● **TASK OBJECTIVE**: Send back all the data below, exactly as given.

[Dataset rows]
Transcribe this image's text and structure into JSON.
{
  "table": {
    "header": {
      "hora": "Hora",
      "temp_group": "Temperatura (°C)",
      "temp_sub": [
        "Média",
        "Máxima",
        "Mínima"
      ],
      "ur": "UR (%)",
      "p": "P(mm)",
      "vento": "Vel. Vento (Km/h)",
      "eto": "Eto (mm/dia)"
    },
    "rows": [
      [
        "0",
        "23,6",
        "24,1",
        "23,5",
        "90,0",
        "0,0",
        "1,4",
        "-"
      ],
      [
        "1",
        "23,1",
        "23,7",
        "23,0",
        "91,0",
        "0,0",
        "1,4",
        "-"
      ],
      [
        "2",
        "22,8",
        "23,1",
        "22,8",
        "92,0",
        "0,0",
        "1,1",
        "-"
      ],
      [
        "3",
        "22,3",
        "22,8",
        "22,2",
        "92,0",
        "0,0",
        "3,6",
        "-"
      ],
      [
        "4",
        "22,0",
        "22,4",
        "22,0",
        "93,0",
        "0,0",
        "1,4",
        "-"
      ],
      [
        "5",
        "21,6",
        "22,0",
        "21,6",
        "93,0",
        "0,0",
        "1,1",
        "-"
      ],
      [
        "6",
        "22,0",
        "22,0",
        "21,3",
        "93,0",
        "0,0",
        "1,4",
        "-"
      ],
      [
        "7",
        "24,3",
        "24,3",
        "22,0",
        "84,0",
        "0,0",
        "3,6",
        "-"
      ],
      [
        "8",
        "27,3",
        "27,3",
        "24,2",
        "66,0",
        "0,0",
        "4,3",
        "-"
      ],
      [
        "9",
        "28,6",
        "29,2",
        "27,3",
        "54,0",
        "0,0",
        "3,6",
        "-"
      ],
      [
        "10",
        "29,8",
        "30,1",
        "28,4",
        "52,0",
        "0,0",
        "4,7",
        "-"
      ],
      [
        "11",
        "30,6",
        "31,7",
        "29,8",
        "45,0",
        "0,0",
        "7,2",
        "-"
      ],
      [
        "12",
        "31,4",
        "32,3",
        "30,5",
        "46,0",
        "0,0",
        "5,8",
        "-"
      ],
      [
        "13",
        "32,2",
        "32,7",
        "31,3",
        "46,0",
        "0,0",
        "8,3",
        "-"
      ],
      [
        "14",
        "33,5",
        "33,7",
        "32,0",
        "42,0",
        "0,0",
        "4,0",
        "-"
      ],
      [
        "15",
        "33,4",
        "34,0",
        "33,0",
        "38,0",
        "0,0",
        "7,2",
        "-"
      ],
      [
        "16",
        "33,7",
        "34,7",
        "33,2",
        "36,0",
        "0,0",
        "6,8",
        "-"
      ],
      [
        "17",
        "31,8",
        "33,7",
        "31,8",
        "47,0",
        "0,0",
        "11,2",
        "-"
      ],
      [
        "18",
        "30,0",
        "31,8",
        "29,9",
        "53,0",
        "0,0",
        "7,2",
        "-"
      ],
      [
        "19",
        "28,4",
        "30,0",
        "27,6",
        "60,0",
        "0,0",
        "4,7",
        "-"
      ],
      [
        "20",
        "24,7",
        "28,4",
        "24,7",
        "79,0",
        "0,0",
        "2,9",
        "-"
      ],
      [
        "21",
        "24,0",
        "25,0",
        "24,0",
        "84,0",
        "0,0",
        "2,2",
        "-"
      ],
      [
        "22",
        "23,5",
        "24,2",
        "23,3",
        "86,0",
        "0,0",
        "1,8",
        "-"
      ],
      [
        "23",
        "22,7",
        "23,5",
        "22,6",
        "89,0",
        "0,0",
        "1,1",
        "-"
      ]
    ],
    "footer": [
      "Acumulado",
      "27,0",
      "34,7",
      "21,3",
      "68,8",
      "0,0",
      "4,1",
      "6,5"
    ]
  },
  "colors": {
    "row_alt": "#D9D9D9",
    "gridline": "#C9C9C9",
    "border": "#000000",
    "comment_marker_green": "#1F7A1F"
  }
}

● **FULL RESPONSE**:
Transcribe this image's text and structure into JSON.
{
  "table": {
    "header": {
      "hora": "Hora",
      "temp_group": "Temperatura (°C)",
      "temp_sub": [
        "Média",
        "Máxima",
        "Mínima"
      ],
      "ur": "UR (%)",
      "p": "P(mm)",
      "vento": "Vel. Vento (Km/h)",
      "eto": "Eto (mm/dia)"
    },
    "rows": [
      [
        "0",
        "23,6",
        "24,1",
        "23,5",
        "90,0",
        "0,0",
        "1,4",
        "-"
      ],
      [
        "1",
        "23,1",
        "23,7",
        "23,0",
        "91,0",
        "0,0",
        "1,4",
        "-"
      ],
      [
        "2",
        "22,8",
        "23,1",
        "22,8",
        "92,0",
        "0,0",
        "1,1",
        "-"
      ],
      [
        "3",
        "22,3",
        "22,8",
        "22,2",
        "92,0",
        "0,0",
        "3,6",
        "-"
      ],
      [
        "4",
        "22,0",
        "22,4",
        "22,0",
        "93,0",
        "0,0",
        "1,4",
        "-"
      ],
      [
        "5",
        "21,6",
        "22,0",
        "21,6",
        "93,0",
        "0,0",
        "1,1",
        "-"
      ],
      [
        "6",
        "22,0",
        "22,0",
        "21,3",
        "93,0",
        "0,0",
        "1,4",
        "-"
      ],
      [
        "7",
        "24,3",
        "24,3",
        "22,0",
        "84,0",
        "0,0",
        "3,6",
        "-"
      ],
      [
        "8",
        "27,3",
        "27,3",
        "24,2",
        "66,0",
        "0,0",
        "4,3",
        "-"
      ],
      [
        "9",
        "28,6",
        "29,2",
        "27,3",
        "54,0",
        "0,0",
        "3,6",
        "-"
      ],
      [
        "10",
        "29,8",
        "30,1",
        "28,4",
        "52,0",
        "0,0",
        "4,7",
        "-"
      ],
      [
        "11",
        "30,6",
        "31,7",
        "29,8",
        "45,0",
        "0,0",
        "7,2",
        "-"
      ],
      [
        "12",
        "31,4",
        "32,3",
        "30,5",
        "46,0",
        "0,0",
        "5,8",
        "-"
      ],
      [
        "13",
        "32,2",
        "32,7",
        "31,3",
        "46,0",
        "0,0",
        "8,3",
        "-"
      ],
      [
        "14",
        "33,5",
        "33,7",
        "32,0",
        "42,0",
        "0,0",
        "4,0",
        "-"
      ],
      [
        "15",
        "33,4",
        "34,0",
        "33,0",
        "38,0",
        "0,0",
        "7,2",
        "-"
      ],
      [
        "16",
        "33,7",
        "34,7",
        "33,2",
        "36,0",
        "0,0",
        "6,8",
        "-"
      ],
      [
        "17",
        "31,8",
        "33,7",
        "31,8",
        "47,0",
        "0,0",
        "11,2",
        "-"
      ],
      [
        "18",
        "30,0",
        "31,8",
        "29,9",
        "53,0",
        "0,0",
        "7,2",
        "-"
      ],
      [
        "19",
        "28,4",
        "30,0",
        "27,6",
        "60,0",
        "0,0",
        "4,7",
        "-"
      ],
      [
        "20",
        "24,7",
        "28,4",
        "24,7",
        "79,0",
        "0,0",
        "2,9",
        "-"
      ],
      [
        "21",
        "24,0",
        "25,0",
        "24,0",
        "84,0",
        "0,0",
        "2,2",
        "-"
      ],
      [
        "22",
        "23,5",
        "24,2",
        "23,3",
        "86,0",
        "0,0",
        "1,8",
        "-"
      ],
      [
        "23",
        "22,7",
        "23,5",
        "22,6",
        "89,0",
        "0,0",
        "1,1",
        "-"
      ]
    ],
    "footer": [
      "Acumulado",
      "27,0",
      "34,7",
      "21,3",
      "68,8",
      "0,0",
      "4,1",
      "6,5"
    ]
  },
  "colors": {
    "row_alt": "#D9D9D9",
    "gridline": "#C9C9C9",
    "border": "#000000",
    "comment_marker_green": "#1F7A1F"
  }
}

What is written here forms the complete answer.